• Task goal:
Identify the lines that contain the word "this", then copy them.

• Data excerpts:
====
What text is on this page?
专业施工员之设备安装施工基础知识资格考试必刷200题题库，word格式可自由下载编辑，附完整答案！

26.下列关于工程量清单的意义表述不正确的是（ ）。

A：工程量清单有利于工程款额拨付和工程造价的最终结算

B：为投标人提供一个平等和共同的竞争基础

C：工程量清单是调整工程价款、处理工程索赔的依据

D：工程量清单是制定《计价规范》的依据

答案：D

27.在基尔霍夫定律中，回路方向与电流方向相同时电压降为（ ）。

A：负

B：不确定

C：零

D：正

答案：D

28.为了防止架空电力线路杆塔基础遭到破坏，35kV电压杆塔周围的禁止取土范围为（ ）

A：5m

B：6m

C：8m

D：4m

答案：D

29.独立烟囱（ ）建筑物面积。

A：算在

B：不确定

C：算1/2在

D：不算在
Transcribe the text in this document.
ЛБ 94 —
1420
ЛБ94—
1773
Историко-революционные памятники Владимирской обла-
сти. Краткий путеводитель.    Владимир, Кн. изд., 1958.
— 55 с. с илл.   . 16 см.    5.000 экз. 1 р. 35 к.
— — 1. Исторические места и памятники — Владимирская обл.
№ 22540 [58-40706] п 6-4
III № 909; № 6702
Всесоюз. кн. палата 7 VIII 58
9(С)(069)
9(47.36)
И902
====
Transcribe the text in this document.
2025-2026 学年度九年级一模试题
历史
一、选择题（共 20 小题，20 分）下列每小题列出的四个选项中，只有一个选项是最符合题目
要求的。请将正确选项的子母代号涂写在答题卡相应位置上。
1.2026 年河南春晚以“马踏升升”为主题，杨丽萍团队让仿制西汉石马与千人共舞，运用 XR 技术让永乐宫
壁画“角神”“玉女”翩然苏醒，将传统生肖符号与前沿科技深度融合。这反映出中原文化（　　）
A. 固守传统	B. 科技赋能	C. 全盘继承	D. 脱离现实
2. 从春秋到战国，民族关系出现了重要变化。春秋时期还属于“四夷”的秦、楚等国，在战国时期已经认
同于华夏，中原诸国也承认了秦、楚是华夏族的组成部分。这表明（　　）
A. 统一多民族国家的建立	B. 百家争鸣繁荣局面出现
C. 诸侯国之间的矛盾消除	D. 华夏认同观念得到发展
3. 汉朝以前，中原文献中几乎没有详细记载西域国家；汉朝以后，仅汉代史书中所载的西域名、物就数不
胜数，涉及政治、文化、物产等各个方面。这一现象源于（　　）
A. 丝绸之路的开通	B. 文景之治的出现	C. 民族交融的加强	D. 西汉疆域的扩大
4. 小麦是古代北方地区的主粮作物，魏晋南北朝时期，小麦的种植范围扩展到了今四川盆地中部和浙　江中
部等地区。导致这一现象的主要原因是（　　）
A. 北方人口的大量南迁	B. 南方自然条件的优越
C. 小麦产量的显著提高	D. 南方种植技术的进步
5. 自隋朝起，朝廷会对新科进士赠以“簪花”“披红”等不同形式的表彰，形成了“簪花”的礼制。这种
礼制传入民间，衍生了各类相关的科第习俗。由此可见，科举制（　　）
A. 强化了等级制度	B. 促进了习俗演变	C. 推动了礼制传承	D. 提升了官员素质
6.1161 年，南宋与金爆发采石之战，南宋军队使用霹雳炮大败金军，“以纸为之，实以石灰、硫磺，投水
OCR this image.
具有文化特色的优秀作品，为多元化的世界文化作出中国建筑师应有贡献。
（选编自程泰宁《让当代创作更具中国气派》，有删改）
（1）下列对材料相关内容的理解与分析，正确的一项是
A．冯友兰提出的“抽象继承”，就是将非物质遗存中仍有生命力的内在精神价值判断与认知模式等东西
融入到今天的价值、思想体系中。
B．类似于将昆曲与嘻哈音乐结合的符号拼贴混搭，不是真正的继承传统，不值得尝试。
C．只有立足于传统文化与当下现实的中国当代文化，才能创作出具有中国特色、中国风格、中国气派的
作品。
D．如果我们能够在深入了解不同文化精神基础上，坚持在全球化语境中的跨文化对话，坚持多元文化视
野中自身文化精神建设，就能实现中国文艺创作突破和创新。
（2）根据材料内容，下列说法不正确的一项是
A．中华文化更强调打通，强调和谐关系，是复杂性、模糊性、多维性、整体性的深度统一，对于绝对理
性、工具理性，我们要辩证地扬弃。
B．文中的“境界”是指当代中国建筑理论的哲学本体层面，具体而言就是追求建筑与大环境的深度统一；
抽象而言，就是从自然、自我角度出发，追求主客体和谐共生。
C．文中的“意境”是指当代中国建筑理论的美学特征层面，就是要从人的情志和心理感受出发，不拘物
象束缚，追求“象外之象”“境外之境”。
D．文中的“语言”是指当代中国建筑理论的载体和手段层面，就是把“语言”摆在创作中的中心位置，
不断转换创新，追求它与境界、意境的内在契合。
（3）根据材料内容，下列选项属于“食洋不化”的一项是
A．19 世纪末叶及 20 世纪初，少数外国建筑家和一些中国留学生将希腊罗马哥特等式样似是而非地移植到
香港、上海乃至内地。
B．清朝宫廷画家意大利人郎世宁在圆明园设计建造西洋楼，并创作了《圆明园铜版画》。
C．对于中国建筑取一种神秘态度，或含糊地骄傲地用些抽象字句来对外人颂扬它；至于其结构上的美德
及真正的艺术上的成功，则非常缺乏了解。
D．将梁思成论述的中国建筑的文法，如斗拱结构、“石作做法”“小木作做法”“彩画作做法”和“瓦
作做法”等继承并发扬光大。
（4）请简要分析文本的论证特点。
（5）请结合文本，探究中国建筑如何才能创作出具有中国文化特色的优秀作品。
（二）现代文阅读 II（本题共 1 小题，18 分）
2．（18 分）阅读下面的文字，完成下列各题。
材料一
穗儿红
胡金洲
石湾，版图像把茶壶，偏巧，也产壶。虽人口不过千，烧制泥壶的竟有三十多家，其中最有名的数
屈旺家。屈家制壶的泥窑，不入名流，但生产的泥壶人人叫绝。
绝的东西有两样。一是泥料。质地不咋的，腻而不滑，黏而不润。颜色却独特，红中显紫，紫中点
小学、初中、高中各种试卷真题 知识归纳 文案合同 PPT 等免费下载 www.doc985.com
====
• Reply to the task:
What text is on this page?
Transcribe the text in this document.
Transcribe the text in this document.
OCR this image.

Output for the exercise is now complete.